DATA EXCERPTS:
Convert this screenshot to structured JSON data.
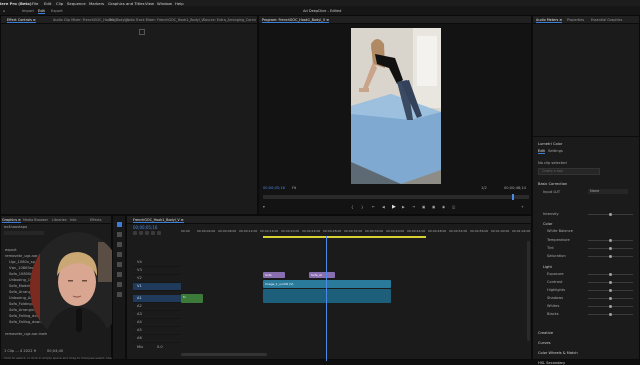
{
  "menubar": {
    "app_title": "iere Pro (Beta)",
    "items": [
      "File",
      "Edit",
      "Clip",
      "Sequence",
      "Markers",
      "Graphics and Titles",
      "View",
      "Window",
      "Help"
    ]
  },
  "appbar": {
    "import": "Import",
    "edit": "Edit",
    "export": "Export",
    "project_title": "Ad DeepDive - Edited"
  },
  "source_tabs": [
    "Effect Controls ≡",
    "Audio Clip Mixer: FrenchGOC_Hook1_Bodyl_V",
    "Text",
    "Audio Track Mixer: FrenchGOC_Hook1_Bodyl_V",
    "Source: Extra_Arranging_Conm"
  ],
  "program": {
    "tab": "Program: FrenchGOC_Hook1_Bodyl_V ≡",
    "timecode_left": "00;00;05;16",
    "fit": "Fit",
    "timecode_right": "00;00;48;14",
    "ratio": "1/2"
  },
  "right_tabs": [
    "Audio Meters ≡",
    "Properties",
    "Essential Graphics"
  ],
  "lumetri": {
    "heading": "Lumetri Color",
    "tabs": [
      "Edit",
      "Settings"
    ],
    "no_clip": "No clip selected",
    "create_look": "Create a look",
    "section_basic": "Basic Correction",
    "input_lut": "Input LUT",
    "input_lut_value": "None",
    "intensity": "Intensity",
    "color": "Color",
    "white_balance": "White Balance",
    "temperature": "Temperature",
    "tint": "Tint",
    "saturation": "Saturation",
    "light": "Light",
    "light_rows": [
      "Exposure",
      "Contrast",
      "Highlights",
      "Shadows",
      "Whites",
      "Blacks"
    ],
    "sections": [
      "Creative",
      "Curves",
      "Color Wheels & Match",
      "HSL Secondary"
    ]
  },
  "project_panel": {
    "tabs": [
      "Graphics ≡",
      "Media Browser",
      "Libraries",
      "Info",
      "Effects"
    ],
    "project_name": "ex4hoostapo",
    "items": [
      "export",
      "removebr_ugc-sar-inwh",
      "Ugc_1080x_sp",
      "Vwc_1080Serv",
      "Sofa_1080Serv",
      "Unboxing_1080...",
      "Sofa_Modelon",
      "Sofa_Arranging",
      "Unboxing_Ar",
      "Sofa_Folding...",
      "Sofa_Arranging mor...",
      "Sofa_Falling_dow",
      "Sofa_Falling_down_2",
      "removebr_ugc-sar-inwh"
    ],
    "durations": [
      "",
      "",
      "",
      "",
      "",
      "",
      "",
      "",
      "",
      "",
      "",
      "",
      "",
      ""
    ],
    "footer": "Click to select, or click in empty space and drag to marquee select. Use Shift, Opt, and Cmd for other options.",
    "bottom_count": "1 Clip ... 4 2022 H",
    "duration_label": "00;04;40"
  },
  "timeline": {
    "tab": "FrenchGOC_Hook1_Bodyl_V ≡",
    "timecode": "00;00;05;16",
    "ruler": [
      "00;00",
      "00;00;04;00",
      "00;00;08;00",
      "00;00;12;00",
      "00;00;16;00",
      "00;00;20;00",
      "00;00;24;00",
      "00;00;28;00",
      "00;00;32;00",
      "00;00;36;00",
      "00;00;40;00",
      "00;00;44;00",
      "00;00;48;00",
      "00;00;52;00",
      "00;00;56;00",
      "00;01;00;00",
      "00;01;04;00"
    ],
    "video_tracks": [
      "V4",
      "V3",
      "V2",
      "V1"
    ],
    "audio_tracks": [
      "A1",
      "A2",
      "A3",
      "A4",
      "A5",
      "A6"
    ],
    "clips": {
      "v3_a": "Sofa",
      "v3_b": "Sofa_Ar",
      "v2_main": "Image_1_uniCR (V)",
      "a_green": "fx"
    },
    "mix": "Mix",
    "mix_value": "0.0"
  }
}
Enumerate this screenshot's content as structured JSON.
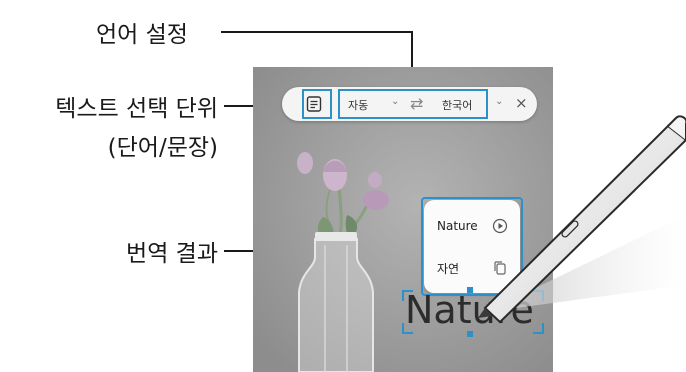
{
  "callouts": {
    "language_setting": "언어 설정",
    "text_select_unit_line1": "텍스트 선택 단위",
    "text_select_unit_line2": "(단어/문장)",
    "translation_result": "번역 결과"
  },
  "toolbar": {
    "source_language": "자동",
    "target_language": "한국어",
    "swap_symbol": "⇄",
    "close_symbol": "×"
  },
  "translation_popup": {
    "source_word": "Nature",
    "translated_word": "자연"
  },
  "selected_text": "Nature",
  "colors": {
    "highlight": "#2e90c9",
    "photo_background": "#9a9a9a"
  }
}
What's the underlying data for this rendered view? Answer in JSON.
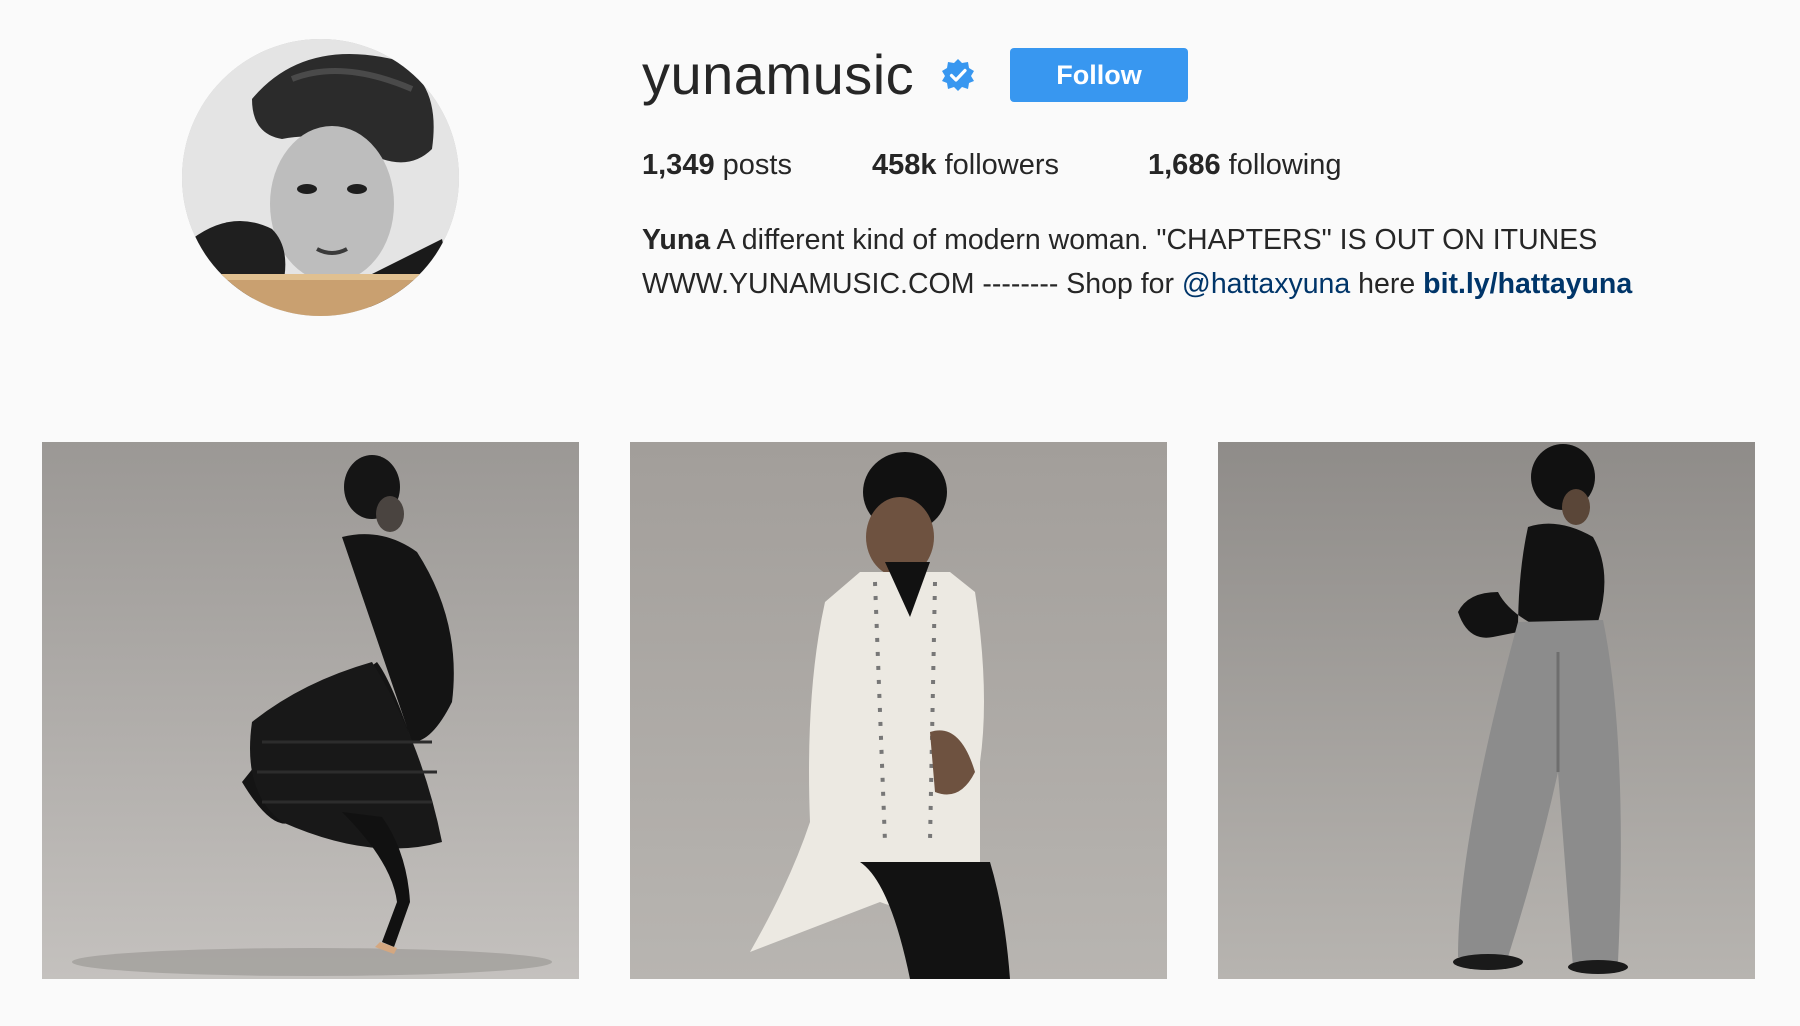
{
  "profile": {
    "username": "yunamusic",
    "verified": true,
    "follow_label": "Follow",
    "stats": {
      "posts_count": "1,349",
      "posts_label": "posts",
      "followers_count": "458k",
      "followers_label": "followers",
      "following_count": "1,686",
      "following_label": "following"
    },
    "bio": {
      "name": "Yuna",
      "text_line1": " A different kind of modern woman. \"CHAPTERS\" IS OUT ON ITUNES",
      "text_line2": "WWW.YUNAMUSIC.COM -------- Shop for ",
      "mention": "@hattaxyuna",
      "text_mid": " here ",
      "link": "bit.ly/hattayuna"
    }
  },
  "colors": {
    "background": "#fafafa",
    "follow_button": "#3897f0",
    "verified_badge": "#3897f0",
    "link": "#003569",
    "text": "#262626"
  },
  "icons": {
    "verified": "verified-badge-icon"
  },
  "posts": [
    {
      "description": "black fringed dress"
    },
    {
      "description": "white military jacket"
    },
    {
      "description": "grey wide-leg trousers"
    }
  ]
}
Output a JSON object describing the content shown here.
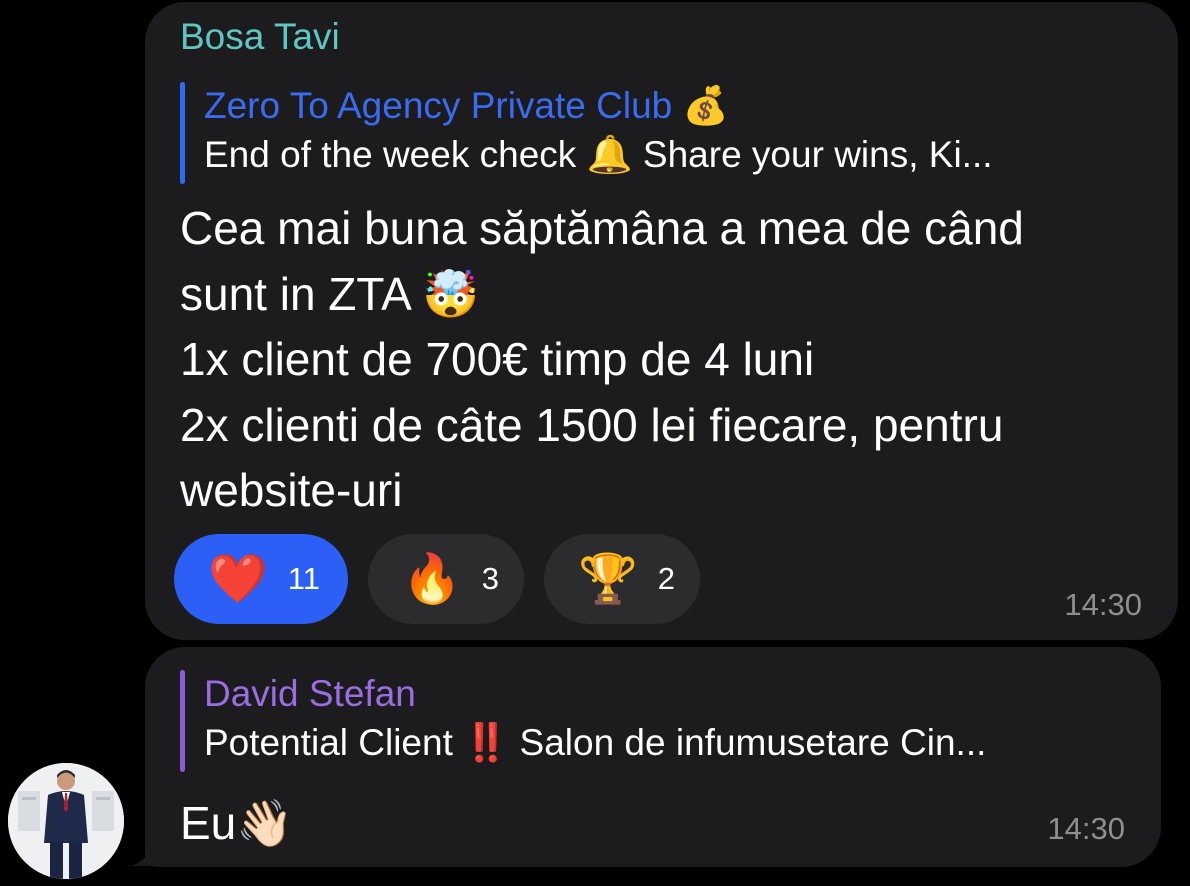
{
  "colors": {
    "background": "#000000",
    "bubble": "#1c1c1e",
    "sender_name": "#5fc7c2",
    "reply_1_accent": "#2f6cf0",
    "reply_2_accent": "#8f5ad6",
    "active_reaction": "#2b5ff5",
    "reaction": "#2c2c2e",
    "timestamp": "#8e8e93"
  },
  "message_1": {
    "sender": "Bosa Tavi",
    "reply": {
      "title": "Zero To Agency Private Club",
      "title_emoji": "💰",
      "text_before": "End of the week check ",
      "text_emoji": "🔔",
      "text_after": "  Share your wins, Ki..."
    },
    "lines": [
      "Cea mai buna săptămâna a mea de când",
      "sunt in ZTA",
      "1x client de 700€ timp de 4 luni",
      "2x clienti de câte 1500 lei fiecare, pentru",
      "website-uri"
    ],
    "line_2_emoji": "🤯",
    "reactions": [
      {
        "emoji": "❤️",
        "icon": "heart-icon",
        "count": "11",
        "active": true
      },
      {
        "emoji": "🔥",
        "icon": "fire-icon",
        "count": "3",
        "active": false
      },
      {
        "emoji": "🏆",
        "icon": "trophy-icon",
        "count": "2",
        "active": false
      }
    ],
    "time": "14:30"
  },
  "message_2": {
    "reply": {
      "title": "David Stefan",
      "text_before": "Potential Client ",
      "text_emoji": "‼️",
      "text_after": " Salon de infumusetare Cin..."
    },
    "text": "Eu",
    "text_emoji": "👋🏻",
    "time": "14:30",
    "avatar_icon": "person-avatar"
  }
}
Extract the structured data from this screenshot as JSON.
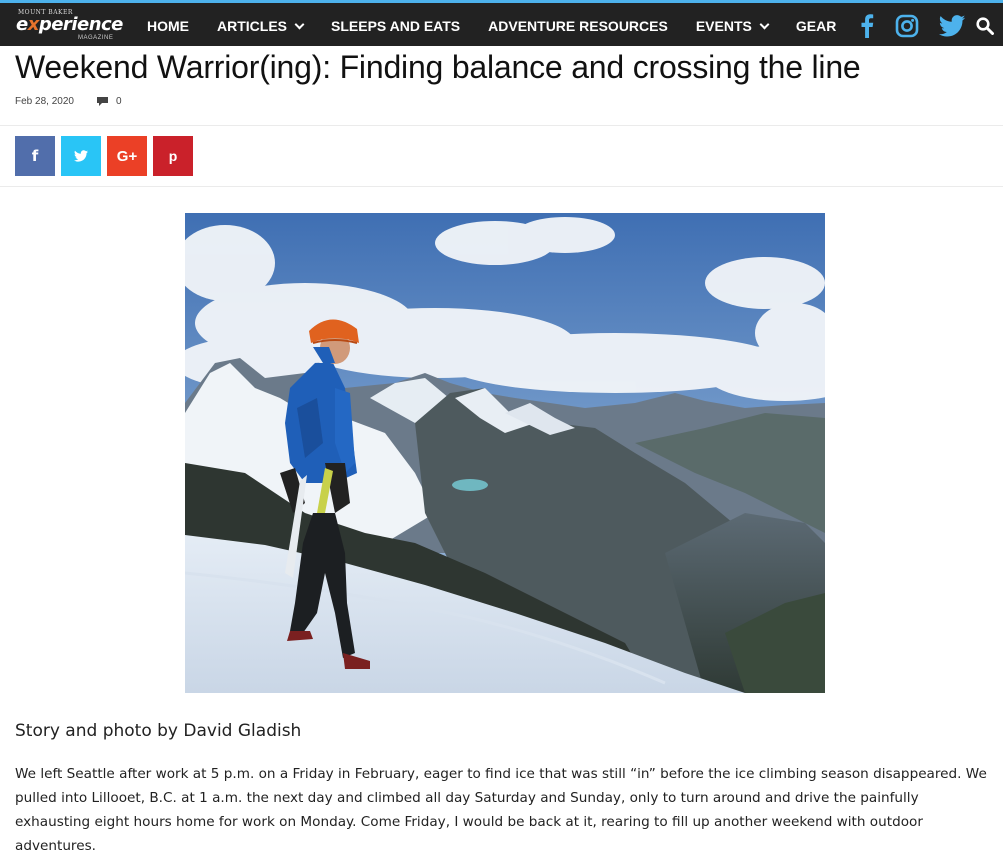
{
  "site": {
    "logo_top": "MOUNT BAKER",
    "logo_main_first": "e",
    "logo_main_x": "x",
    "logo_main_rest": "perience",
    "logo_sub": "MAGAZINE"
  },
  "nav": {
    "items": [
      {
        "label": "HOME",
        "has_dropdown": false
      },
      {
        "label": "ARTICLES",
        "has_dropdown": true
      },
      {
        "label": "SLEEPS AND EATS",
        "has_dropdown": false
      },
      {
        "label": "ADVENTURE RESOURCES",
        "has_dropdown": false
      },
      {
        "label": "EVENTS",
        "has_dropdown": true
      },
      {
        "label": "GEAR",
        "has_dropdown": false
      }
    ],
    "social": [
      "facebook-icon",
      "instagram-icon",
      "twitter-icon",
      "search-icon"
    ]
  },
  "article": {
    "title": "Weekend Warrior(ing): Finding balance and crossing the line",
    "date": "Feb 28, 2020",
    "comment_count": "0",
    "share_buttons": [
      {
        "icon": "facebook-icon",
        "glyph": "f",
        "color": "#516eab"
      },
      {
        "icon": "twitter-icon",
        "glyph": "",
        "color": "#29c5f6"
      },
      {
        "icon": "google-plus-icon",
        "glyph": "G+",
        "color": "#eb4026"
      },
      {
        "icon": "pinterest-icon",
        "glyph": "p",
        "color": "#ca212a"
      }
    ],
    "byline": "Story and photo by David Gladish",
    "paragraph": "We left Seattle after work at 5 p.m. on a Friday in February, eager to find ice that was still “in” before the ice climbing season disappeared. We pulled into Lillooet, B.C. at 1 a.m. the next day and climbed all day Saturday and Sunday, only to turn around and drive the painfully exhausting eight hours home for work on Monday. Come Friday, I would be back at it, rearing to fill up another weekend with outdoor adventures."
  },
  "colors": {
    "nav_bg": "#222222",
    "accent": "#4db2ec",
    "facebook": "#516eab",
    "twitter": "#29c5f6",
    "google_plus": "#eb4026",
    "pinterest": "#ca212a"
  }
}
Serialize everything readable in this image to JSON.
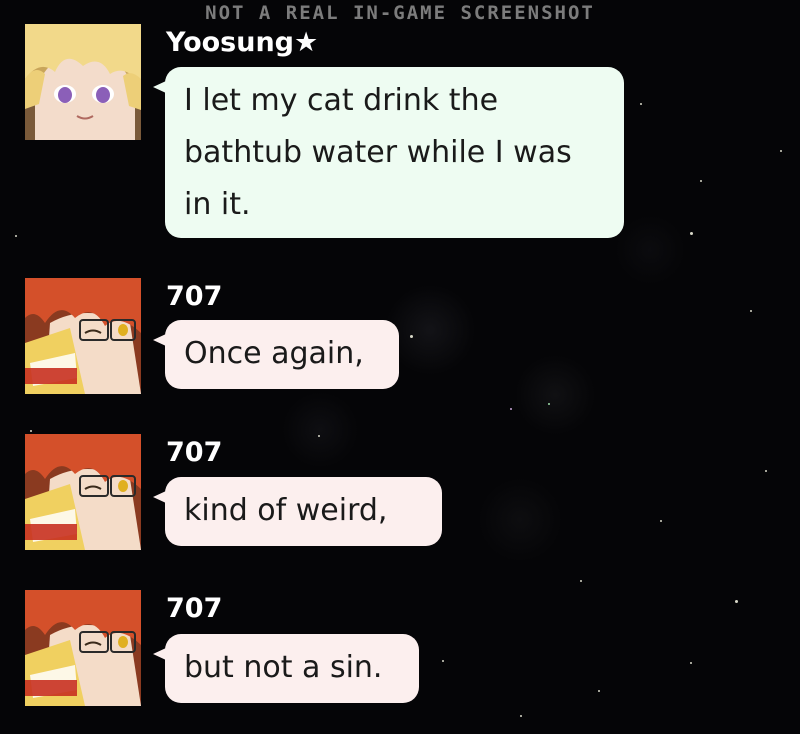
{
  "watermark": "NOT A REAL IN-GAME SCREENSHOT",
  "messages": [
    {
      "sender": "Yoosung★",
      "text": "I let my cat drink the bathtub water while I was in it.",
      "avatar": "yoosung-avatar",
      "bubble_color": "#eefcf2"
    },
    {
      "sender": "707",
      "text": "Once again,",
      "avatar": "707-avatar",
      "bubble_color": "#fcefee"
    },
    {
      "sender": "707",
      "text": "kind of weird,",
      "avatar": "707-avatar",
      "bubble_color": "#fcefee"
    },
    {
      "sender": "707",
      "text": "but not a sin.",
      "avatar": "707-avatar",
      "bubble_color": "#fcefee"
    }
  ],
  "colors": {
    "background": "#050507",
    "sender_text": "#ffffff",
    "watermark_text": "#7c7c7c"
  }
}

WHAT THE TASK ASKS:
Scan the listing above and copy all lines containing the word "facebook".

RESPONSE:
      "facebook-icon",
        "icon": "facebook-icon",
    "facebook": "#516eab",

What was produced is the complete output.